• [Il tuo compito]: Riscrivi le righe dall'inizio dei record fino alla riga che contiene "cloud-high-bar-14 (255, 865, 266, 876)", comprese entrambe. Sostituisci "cape-bar" con "cape-col" e lascia tutto il resto invariato.

• [Dati]:
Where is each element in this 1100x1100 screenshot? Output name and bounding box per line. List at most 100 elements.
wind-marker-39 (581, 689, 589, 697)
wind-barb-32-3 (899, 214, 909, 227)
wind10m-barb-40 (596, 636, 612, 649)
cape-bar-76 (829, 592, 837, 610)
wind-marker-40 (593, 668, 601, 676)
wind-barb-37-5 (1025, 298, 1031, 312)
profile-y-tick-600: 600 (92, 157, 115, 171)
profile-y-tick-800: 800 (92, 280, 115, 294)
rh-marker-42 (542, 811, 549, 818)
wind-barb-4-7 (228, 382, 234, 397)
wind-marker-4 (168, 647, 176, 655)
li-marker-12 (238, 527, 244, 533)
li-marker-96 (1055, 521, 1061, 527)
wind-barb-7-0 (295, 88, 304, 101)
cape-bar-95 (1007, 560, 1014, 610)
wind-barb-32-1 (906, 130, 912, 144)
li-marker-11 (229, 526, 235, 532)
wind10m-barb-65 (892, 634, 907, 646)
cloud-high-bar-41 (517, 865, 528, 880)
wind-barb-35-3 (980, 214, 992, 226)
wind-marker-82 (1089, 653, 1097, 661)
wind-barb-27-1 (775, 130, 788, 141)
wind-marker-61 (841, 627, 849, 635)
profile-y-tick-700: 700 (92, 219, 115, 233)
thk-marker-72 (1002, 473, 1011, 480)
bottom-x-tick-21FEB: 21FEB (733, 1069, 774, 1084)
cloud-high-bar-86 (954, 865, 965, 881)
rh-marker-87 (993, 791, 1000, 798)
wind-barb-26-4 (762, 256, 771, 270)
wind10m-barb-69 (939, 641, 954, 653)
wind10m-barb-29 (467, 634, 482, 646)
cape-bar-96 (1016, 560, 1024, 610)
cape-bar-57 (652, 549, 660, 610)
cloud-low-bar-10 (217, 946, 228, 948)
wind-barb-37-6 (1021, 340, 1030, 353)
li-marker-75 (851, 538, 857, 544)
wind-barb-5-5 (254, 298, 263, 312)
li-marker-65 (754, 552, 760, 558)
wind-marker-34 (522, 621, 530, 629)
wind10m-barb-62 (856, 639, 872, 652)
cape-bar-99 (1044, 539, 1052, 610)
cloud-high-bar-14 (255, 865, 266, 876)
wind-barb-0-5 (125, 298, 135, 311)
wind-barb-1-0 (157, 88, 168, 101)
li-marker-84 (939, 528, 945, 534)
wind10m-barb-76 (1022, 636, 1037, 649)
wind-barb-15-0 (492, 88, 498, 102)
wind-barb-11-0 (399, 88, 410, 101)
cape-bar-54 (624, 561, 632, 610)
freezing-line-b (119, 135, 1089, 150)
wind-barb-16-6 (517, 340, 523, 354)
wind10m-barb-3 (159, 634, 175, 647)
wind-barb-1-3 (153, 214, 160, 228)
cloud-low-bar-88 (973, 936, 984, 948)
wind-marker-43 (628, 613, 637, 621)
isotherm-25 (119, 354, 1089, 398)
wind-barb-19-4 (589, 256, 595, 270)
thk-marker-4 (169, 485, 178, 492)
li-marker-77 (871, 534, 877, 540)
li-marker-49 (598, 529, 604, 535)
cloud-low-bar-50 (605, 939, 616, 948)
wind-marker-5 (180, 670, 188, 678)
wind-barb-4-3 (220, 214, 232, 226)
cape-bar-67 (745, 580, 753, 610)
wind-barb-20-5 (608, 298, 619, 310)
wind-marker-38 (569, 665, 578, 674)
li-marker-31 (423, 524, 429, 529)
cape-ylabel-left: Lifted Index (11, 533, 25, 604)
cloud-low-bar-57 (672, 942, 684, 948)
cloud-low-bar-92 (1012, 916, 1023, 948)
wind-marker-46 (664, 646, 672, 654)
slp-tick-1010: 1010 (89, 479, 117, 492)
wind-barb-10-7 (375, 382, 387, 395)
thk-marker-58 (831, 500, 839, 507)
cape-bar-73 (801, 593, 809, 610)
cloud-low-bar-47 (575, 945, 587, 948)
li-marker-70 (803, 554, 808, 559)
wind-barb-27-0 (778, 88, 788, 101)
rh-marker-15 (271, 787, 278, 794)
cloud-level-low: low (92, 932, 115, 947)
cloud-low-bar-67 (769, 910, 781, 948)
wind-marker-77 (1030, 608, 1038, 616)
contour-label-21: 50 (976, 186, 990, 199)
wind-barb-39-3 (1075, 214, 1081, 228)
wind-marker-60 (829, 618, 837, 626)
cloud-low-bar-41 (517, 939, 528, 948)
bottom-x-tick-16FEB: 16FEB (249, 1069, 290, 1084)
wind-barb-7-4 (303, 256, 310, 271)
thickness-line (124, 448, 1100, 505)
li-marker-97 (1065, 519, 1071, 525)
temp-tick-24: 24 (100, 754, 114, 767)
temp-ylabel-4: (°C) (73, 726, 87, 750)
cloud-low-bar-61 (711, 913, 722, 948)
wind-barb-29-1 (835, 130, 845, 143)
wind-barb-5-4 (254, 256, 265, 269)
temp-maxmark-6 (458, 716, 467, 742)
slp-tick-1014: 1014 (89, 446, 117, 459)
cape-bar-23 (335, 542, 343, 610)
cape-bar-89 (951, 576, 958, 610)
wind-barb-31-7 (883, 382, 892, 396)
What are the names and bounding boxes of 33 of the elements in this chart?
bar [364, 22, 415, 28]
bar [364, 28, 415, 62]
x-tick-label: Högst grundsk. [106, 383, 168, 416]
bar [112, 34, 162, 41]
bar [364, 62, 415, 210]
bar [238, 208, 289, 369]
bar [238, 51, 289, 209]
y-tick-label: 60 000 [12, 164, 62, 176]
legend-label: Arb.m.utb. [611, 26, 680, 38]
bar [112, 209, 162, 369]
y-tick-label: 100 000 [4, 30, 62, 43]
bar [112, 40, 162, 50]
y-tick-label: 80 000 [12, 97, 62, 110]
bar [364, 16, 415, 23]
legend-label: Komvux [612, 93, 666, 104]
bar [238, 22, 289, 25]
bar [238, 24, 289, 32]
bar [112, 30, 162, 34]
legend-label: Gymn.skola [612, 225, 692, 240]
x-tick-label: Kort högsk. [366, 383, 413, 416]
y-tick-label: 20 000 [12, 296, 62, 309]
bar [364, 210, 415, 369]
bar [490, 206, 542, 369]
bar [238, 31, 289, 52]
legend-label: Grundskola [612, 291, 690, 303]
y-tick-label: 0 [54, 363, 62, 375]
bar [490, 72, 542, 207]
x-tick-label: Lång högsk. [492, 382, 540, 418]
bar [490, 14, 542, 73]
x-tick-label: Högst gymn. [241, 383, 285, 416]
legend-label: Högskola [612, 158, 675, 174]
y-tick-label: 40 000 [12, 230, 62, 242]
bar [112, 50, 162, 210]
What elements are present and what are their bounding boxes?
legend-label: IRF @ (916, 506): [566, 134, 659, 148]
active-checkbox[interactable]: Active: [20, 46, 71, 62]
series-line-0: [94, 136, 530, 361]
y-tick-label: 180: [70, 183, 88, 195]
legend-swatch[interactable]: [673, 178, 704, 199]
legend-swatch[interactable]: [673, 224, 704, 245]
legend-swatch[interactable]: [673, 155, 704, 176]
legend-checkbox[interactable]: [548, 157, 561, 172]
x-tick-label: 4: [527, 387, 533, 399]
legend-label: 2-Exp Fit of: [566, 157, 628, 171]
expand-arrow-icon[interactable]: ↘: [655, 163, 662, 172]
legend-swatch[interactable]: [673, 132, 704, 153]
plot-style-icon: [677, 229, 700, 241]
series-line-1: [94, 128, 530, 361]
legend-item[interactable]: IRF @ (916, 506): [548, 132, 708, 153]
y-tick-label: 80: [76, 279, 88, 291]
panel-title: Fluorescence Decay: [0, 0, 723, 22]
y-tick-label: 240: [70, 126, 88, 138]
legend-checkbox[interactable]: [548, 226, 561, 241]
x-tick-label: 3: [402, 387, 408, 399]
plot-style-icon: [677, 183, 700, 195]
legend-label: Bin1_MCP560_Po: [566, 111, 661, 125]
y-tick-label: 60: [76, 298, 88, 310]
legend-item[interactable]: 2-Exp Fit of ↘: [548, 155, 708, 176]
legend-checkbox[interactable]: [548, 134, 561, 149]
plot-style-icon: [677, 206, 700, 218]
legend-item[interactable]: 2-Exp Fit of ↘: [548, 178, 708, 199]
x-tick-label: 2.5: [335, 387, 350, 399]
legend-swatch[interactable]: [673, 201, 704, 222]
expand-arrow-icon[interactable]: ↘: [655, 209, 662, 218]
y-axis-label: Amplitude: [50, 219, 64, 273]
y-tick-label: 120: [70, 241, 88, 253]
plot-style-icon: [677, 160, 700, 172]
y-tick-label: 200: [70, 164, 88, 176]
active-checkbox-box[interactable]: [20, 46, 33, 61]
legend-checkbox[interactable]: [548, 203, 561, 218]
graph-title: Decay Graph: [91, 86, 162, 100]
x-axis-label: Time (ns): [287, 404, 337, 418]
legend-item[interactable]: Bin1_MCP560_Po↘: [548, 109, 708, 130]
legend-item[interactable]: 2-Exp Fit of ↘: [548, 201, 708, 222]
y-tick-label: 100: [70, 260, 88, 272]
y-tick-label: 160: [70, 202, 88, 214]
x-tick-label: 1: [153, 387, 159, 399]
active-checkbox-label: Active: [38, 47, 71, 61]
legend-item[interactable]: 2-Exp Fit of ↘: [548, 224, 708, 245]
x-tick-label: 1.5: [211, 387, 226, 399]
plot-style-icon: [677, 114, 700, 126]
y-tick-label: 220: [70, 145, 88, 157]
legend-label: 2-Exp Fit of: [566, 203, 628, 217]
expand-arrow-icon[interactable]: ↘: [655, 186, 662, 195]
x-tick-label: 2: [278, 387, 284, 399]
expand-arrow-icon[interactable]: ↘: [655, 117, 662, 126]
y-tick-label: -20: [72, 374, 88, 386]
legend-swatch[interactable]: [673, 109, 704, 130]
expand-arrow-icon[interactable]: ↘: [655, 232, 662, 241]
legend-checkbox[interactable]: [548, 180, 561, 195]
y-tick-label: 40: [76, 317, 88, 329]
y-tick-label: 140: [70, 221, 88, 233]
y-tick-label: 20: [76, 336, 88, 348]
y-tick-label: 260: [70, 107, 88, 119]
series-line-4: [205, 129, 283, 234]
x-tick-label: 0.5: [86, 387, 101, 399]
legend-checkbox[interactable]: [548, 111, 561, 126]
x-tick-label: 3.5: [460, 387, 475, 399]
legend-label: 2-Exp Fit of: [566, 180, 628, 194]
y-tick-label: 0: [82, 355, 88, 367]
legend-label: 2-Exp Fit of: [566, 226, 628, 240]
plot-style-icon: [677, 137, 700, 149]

• [Risultato]:
Where is each element in this 1100x1100 screenshot? Output name and bounding box per line. List at most 100 elements.
wind-marker-39 (581, 689, 589, 697)
wind-barb-32-3 (899, 214, 909, 227)
wind10m-barb-40 (596, 636, 612, 649)
cape-col-76 (829, 592, 837, 610)
wind-marker-40 (593, 668, 601, 676)
wind-barb-37-5 (1025, 298, 1031, 312)
profile-y-tick-600: 600 (92, 157, 115, 171)
profile-y-tick-800: 800 (92, 280, 115, 294)
rh-marker-42 (542, 811, 549, 818)
wind-barb-4-7 (228, 382, 234, 397)
wind-marker-4 (168, 647, 176, 655)
li-marker-12 (238, 527, 244, 533)
li-marker-96 (1055, 521, 1061, 527)
wind-barb-7-0 (295, 88, 304, 101)
cape-col-95 (1007, 560, 1014, 610)
wind-barb-32-1 (906, 130, 912, 144)
li-marker-11 (229, 526, 235, 532)
wind10m-barb-65 (892, 634, 907, 646)
cloud-high-bar-41 (517, 865, 528, 880)
wind-barb-35-3 (980, 214, 992, 226)
wind-marker-82 (1089, 653, 1097, 661)
wind-barb-27-1 (775, 130, 788, 141)
wind-marker-61 (841, 627, 849, 635)
profile-y-tick-700: 700 (92, 219, 115, 233)
thk-marker-72 (1002, 473, 1011, 480)
bottom-x-tick-21FEB: 21FEB (733, 1069, 774, 1084)
cloud-high-bar-86 (954, 865, 965, 881)
rh-marker-87 (993, 791, 1000, 798)
wind-barb-26-4 (762, 256, 771, 270)
wind10m-barb-69 (939, 641, 954, 653)
wind10m-barb-29 (467, 634, 482, 646)
cape-col-96 (1016, 560, 1024, 610)
cape-col-57 (652, 549, 660, 610)
cloud-low-bar-10 (217, 946, 228, 948)
wind-barb-37-6 (1021, 340, 1030, 353)
li-marker-75 (851, 538, 857, 544)
wind-barb-5-5 (254, 298, 263, 312)
li-marker-65 (754, 552, 760, 558)
wind-marker-34 (522, 621, 530, 629)
wind10m-barb-62 (856, 639, 872, 652)
cape-col-99 (1044, 539, 1052, 610)
cloud-high-bar-14 (255, 865, 266, 876)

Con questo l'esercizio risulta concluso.